**What is asked**
Keep only the lines where "JSON" appears.

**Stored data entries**
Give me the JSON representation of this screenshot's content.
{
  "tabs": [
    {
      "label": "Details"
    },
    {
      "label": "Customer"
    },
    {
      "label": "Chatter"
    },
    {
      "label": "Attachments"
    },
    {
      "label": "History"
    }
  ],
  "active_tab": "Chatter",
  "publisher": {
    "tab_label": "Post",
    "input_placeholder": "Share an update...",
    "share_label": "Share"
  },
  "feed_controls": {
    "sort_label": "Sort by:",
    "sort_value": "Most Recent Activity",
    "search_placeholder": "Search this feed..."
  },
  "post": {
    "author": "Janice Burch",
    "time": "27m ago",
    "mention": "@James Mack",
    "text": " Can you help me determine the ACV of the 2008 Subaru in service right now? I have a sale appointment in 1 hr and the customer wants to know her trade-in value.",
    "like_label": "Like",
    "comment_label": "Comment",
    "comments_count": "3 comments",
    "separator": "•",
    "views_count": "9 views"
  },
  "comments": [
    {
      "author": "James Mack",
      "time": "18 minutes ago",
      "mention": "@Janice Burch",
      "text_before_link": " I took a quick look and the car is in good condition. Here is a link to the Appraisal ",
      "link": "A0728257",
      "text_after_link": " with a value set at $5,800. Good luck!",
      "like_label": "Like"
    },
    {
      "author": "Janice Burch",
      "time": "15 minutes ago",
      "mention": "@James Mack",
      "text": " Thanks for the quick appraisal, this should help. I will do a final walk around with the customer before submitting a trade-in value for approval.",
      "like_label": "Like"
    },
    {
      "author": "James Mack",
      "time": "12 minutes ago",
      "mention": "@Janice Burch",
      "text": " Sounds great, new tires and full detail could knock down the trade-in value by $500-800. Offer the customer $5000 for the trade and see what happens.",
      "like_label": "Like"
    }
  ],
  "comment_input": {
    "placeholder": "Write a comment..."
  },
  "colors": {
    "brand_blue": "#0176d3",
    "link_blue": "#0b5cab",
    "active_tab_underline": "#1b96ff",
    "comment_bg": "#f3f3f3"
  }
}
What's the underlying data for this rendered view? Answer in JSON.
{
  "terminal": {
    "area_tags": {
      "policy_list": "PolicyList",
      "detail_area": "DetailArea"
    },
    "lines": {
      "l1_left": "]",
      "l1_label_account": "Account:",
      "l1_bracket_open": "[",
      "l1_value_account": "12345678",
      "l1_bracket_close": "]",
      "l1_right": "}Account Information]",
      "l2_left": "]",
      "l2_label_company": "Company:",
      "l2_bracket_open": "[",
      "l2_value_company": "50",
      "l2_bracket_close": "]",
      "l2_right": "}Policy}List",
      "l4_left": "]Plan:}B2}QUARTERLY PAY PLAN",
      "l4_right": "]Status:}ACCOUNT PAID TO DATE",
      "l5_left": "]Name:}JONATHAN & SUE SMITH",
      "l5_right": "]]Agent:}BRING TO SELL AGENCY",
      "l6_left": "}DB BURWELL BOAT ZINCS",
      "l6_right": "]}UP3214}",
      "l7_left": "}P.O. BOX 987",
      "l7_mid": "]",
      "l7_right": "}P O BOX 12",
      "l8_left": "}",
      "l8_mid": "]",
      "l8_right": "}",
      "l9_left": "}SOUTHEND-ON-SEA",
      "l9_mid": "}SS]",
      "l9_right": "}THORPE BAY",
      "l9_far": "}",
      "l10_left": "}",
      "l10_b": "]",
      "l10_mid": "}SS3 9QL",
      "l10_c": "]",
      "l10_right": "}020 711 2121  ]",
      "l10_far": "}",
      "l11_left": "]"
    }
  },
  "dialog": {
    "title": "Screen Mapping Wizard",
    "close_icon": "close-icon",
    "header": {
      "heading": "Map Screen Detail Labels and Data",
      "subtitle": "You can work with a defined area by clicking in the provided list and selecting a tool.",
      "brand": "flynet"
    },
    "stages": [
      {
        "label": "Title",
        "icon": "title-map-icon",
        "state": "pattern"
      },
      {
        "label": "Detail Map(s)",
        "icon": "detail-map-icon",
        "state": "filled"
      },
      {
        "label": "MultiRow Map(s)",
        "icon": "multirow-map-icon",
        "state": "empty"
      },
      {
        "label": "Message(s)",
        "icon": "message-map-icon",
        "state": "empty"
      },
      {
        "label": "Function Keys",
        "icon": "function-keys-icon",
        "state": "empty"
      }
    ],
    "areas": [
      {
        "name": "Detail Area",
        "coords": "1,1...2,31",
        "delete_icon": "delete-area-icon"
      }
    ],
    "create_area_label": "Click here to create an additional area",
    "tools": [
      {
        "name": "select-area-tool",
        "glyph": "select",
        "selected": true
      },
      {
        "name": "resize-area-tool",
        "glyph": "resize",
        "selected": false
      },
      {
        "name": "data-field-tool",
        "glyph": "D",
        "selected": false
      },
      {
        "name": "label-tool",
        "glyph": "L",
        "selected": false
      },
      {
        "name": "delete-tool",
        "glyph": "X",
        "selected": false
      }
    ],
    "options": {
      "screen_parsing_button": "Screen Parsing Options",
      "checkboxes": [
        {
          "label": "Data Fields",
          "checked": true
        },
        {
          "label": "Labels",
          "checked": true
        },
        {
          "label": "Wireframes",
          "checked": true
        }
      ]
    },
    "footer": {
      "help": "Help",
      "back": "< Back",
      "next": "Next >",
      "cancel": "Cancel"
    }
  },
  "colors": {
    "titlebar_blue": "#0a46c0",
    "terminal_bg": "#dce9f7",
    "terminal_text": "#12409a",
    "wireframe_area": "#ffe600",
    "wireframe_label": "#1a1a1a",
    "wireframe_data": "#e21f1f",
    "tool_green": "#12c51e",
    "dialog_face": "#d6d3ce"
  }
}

**Solution for this problem**
Give me the JSON representation of this screenshot's content.
What's the underlying data for this rendered view? Answer in JSON.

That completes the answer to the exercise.